Say how many lines contain the word "color". Only the number should be given.

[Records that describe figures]
________________________________________

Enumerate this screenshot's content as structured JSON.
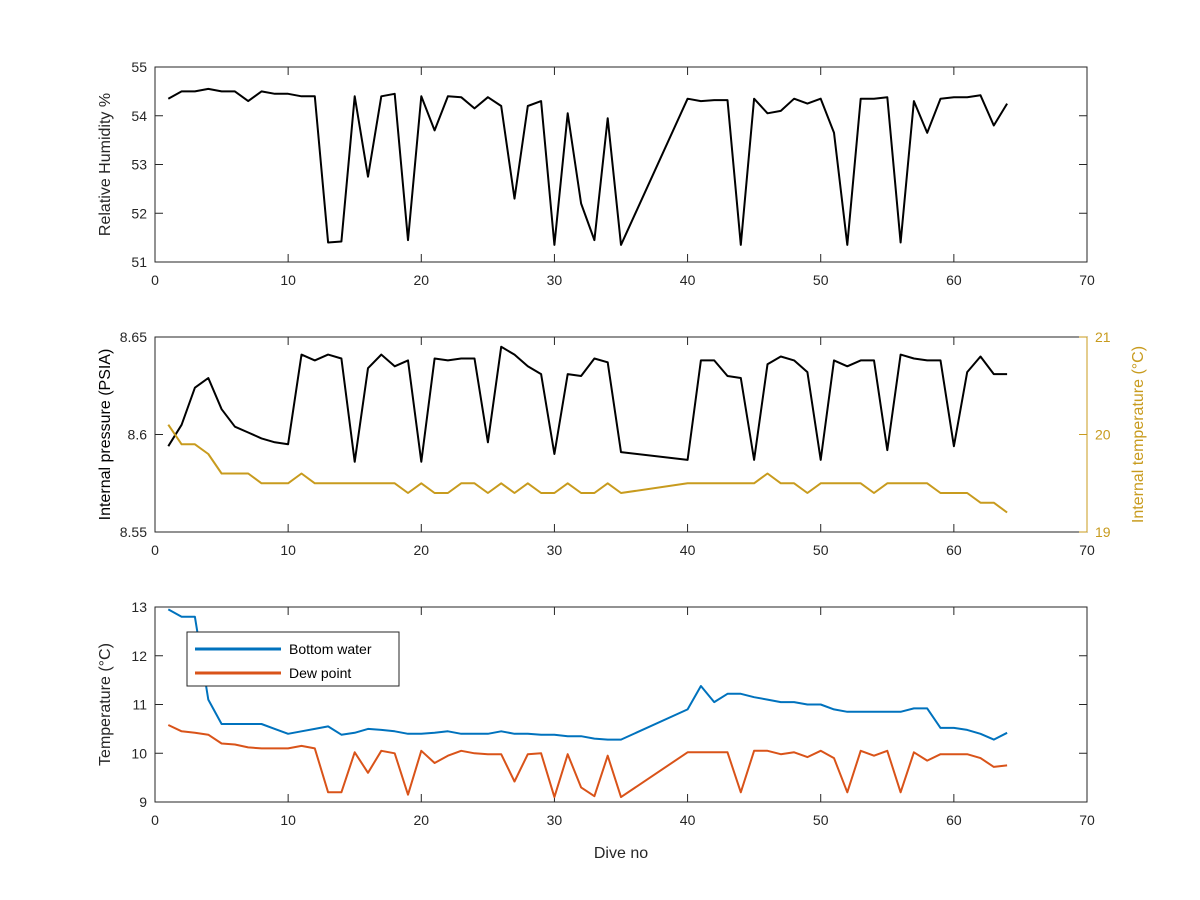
{
  "chart_data": [
    {
      "type": "line",
      "title": "",
      "xlabel": "",
      "ylabel": "Relative Humidity %",
      "xlim": [
        0,
        70
      ],
      "ylim": [
        51,
        55
      ],
      "xticks": [
        "0",
        "10",
        "20",
        "30",
        "40",
        "50",
        "60",
        "70"
      ],
      "yticks": [
        "51",
        "52",
        "53",
        "54",
        "55"
      ],
      "grid": false,
      "series": [
        {
          "color": "#000000",
          "x": [
            1,
            2,
            3,
            4,
            5,
            6,
            7,
            8,
            9,
            10,
            11,
            12,
            13,
            14,
            15,
            16,
            17,
            18,
            19,
            20,
            21,
            22,
            23,
            24,
            25,
            26,
            27,
            28,
            29,
            30,
            31,
            32,
            33,
            34,
            35,
            40,
            41,
            42,
            43,
            44,
            45,
            46,
            47,
            48,
            49,
            50,
            51,
            52,
            53,
            54,
            55,
            56,
            57,
            58,
            59,
            60,
            61,
            62,
            63,
            64
          ],
          "values": [
            54.35,
            54.5,
            54.5,
            54.55,
            54.5,
            54.5,
            54.3,
            54.5,
            54.45,
            54.45,
            54.4,
            54.4,
            51.4,
            51.42,
            54.4,
            52.75,
            54.4,
            54.45,
            51.45,
            54.4,
            53.7,
            54.4,
            54.38,
            54.15,
            54.38,
            54.2,
            52.3,
            54.2,
            54.3,
            51.35,
            54.05,
            52.2,
            51.45,
            53.95,
            51.35,
            54.35,
            54.3,
            54.32,
            54.32,
            51.35,
            54.35,
            54.05,
            54.1,
            54.35,
            54.25,
            54.35,
            53.65,
            51.35,
            54.35,
            54.35,
            54.38,
            51.4,
            54.3,
            53.65,
            54.35,
            54.38,
            54.38,
            54.42,
            53.8,
            54.25
          ]
        }
      ]
    },
    {
      "type": "line",
      "title": "",
      "xlabel": "",
      "ylabel": "Internal pressure (PSIA)",
      "ylabel_right": "Internal temperature (°C)",
      "xlim": [
        0,
        70
      ],
      "ylim": [
        8.55,
        8.65
      ],
      "ylim_right": [
        19,
        21
      ],
      "xticks": [
        "0",
        "10",
        "20",
        "30",
        "40",
        "50",
        "60",
        "70"
      ],
      "yticks": [
        "8.55",
        "8.6",
        "8.65"
      ],
      "yticks_right": [
        "19",
        "20",
        "21"
      ],
      "grid": false,
      "series": [
        {
          "axis": "left",
          "color": "#000000",
          "x": [
            1,
            2,
            3,
            4,
            5,
            6,
            7,
            8,
            9,
            10,
            11,
            12,
            13,
            14,
            15,
            16,
            17,
            18,
            19,
            20,
            21,
            22,
            23,
            24,
            25,
            26,
            27,
            28,
            29,
            30,
            31,
            32,
            33,
            34,
            35,
            40,
            41,
            42,
            43,
            44,
            45,
            46,
            47,
            48,
            49,
            50,
            51,
            52,
            53,
            54,
            55,
            56,
            57,
            58,
            59,
            60,
            61,
            62,
            63,
            64
          ],
          "values": [
            8.594,
            8.605,
            8.624,
            8.629,
            8.613,
            8.604,
            8.601,
            8.598,
            8.596,
            8.595,
            8.641,
            8.638,
            8.641,
            8.639,
            8.586,
            8.634,
            8.641,
            8.635,
            8.638,
            8.586,
            8.639,
            8.638,
            8.639,
            8.639,
            8.596,
            8.645,
            8.641,
            8.635,
            8.631,
            8.59,
            8.631,
            8.63,
            8.639,
            8.637,
            8.591,
            8.587,
            8.638,
            8.638,
            8.63,
            8.629,
            8.587,
            8.636,
            8.64,
            8.638,
            8.632,
            8.587,
            8.638,
            8.635,
            8.638,
            8.638,
            8.592,
            8.641,
            8.639,
            8.638,
            8.638,
            8.594,
            8.632,
            8.64,
            8.631,
            8.631
          ]
        },
        {
          "axis": "right",
          "color": "#C89B1E",
          "x": [
            1,
            2,
            3,
            4,
            5,
            6,
            7,
            8,
            9,
            10,
            11,
            12,
            13,
            14,
            15,
            16,
            17,
            18,
            19,
            20,
            21,
            22,
            23,
            24,
            25,
            26,
            27,
            28,
            29,
            30,
            31,
            32,
            33,
            34,
            35,
            40,
            41,
            42,
            43,
            44,
            45,
            46,
            47,
            48,
            49,
            50,
            51,
            52,
            53,
            54,
            55,
            56,
            57,
            58,
            59,
            60,
            61,
            62,
            63,
            64
          ],
          "values": [
            20.1,
            19.9,
            19.9,
            19.8,
            19.6,
            19.6,
            19.6,
            19.5,
            19.5,
            19.5,
            19.6,
            19.5,
            19.5,
            19.5,
            19.5,
            19.5,
            19.5,
            19.5,
            19.4,
            19.5,
            19.4,
            19.4,
            19.5,
            19.5,
            19.4,
            19.5,
            19.4,
            19.5,
            19.4,
            19.4,
            19.5,
            19.4,
            19.4,
            19.5,
            19.4,
            19.5,
            19.5,
            19.5,
            19.5,
            19.5,
            19.5,
            19.6,
            19.5,
            19.5,
            19.4,
            19.5,
            19.5,
            19.5,
            19.5,
            19.4,
            19.5,
            19.5,
            19.5,
            19.5,
            19.4,
            19.4,
            19.4,
            19.3,
            19.3,
            19.2
          ]
        }
      ]
    },
    {
      "type": "line",
      "title": "",
      "xlabel": "Dive no",
      "ylabel": "Temperature (°C)",
      "xlim": [
        0,
        70
      ],
      "ylim": [
        9,
        13
      ],
      "xticks": [
        "0",
        "10",
        "20",
        "30",
        "40",
        "50",
        "60",
        "70"
      ],
      "yticks": [
        "9",
        "10",
        "11",
        "12",
        "13"
      ],
      "grid": false,
      "legend": "top-left",
      "series": [
        {
          "name": "Bottom water",
          "color": "#0072BD",
          "x": [
            1,
            2,
            3,
            4,
            5,
            6,
            7,
            8,
            9,
            10,
            11,
            12,
            13,
            14,
            15,
            16,
            17,
            18,
            19,
            20,
            21,
            22,
            23,
            24,
            25,
            26,
            27,
            28,
            29,
            30,
            31,
            32,
            33,
            34,
            35,
            40,
            41,
            42,
            43,
            44,
            45,
            46,
            47,
            48,
            49,
            50,
            51,
            52,
            53,
            54,
            55,
            56,
            57,
            58,
            59,
            60,
            61,
            62,
            63,
            64
          ],
          "values": [
            12.95,
            12.8,
            12.8,
            11.1,
            10.6,
            10.6,
            10.6,
            10.6,
            10.5,
            10.4,
            10.45,
            10.5,
            10.55,
            10.38,
            10.42,
            10.5,
            10.48,
            10.45,
            10.4,
            10.4,
            10.42,
            10.45,
            10.4,
            10.4,
            10.4,
            10.45,
            10.4,
            10.4,
            10.38,
            10.38,
            10.35,
            10.35,
            10.3,
            10.28,
            10.28,
            10.9,
            11.38,
            11.05,
            11.22,
            11.22,
            11.15,
            11.1,
            11.05,
            11.05,
            11.0,
            11.0,
            10.9,
            10.85,
            10.85,
            10.85,
            10.85,
            10.85,
            10.92,
            10.92,
            10.52,
            10.52,
            10.48,
            10.4,
            10.28,
            10.42
          ]
        },
        {
          "name": "Dew point",
          "color": "#D95319",
          "x": [
            1,
            2,
            3,
            4,
            5,
            6,
            7,
            8,
            9,
            10,
            11,
            12,
            13,
            14,
            15,
            16,
            17,
            18,
            19,
            20,
            21,
            22,
            23,
            24,
            25,
            26,
            27,
            28,
            29,
            30,
            31,
            32,
            33,
            34,
            35,
            40,
            41,
            42,
            43,
            44,
            45,
            46,
            47,
            48,
            49,
            50,
            51,
            52,
            53,
            54,
            55,
            56,
            57,
            58,
            59,
            60,
            61,
            62,
            63,
            64
          ],
          "values": [
            10.58,
            10.45,
            10.42,
            10.38,
            10.2,
            10.18,
            10.12,
            10.1,
            10.1,
            10.1,
            10.15,
            10.1,
            9.2,
            9.2,
            10.02,
            9.6,
            10.05,
            10.0,
            9.15,
            10.05,
            9.8,
            9.95,
            10.05,
            10.0,
            9.98,
            9.98,
            9.42,
            9.98,
            10.0,
            9.1,
            9.98,
            9.3,
            9.12,
            9.95,
            9.1,
            10.02,
            10.02,
            10.02,
            10.02,
            9.2,
            10.05,
            10.05,
            9.98,
            10.02,
            9.92,
            10.05,
            9.9,
            9.2,
            10.05,
            9.95,
            10.05,
            9.2,
            10.02,
            9.85,
            9.98,
            9.98,
            9.98,
            9.9,
            9.72,
            9.75
          ]
        }
      ]
    }
  ]
}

________________________________________

_RESULT OF THE EXERCISE_
5